- _Written task_
How many lines of these entries hold the string "structured"? Answer with the number alone.

Entries from a dataset
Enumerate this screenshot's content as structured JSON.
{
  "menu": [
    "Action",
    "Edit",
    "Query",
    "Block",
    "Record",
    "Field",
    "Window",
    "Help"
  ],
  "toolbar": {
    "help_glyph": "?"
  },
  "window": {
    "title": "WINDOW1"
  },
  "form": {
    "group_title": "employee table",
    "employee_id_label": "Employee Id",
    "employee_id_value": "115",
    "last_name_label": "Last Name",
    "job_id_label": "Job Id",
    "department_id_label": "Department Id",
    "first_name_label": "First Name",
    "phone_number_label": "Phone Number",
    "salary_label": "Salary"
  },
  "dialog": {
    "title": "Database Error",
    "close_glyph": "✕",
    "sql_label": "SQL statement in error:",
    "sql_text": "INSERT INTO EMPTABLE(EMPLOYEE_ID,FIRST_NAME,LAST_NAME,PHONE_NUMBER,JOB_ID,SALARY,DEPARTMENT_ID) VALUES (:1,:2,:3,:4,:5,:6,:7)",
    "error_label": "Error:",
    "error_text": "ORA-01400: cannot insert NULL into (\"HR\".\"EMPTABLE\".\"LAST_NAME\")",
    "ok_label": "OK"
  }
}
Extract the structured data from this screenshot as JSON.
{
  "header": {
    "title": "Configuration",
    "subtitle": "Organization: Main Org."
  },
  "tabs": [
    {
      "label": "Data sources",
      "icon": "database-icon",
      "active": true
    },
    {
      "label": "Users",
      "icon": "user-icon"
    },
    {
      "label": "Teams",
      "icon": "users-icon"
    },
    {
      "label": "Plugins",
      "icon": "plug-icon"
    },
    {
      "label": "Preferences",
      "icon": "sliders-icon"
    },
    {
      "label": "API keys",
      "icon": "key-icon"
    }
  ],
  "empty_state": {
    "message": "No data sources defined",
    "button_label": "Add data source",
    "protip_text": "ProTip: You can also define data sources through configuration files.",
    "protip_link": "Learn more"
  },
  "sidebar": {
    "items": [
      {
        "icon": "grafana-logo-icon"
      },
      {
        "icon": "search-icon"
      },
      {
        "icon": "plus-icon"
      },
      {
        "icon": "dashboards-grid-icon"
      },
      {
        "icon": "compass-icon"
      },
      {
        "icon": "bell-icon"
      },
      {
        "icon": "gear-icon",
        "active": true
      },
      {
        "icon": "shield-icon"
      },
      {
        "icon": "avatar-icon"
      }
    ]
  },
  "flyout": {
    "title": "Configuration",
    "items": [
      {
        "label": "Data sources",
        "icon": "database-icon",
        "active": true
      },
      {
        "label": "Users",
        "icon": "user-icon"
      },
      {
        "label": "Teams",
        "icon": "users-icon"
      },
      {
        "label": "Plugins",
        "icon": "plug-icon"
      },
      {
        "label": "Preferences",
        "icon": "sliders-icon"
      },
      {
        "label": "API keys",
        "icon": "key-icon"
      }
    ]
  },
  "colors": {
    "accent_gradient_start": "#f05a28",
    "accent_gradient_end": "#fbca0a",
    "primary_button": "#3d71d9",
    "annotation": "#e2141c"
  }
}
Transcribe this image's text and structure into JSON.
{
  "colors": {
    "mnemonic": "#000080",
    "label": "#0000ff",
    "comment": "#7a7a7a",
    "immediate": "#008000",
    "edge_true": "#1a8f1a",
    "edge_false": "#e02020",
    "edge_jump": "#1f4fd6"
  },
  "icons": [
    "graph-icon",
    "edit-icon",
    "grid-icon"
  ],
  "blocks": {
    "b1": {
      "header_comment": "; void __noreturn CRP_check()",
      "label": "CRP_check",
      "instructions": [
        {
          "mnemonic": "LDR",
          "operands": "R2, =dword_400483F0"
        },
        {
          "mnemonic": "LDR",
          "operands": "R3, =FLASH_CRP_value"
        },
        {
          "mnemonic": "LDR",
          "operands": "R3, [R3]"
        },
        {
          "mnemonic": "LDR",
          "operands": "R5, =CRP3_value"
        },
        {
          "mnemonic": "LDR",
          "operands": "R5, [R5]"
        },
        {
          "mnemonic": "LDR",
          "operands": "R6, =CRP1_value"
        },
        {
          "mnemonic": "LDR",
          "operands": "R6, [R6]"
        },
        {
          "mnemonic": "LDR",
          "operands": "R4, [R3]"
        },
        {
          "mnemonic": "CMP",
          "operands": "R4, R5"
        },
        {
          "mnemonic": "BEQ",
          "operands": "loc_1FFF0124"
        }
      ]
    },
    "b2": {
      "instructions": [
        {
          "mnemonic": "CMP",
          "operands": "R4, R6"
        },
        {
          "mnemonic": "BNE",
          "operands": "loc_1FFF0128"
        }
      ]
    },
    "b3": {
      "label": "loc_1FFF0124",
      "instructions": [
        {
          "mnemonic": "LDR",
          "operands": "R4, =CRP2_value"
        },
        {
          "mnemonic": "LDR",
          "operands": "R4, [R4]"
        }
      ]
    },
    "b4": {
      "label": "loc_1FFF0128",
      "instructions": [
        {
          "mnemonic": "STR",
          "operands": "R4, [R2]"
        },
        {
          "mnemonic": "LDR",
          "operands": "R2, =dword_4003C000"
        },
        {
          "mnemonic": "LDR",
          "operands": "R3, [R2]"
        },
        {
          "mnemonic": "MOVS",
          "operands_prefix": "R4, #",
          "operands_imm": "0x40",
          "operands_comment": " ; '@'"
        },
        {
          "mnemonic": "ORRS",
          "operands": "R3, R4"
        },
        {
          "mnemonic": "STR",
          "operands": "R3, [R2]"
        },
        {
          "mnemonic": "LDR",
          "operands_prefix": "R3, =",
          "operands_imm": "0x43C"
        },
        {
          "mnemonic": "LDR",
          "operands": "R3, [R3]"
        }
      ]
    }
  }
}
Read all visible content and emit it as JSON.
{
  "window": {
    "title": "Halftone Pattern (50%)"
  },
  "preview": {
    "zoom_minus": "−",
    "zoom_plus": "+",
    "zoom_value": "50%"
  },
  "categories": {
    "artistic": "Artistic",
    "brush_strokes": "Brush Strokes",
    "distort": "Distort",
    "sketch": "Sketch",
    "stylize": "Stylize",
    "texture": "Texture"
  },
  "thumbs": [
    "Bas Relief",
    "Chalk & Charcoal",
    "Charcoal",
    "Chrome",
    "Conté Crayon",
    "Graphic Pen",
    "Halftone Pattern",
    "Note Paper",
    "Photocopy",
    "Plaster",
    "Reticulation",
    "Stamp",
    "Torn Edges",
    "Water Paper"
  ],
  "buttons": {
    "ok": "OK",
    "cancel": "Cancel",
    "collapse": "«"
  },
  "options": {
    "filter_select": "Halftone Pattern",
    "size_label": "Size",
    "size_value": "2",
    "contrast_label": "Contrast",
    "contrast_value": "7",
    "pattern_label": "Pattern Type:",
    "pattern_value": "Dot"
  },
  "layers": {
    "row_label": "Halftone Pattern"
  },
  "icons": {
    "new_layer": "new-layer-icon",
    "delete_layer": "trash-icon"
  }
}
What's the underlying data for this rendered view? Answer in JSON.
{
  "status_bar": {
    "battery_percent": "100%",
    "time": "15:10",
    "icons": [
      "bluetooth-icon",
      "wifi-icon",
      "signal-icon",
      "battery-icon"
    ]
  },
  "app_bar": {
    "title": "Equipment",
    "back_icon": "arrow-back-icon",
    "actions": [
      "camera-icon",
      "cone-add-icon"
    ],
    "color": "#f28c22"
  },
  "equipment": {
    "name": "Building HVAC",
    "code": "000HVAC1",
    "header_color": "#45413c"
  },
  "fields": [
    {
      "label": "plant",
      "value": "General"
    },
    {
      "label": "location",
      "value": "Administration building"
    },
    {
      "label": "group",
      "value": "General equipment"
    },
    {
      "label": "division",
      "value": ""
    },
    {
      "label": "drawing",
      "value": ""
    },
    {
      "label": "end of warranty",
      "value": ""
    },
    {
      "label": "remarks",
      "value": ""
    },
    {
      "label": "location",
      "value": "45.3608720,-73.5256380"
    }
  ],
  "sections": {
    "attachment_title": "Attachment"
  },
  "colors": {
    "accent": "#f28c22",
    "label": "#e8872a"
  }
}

- _Result for this task_
2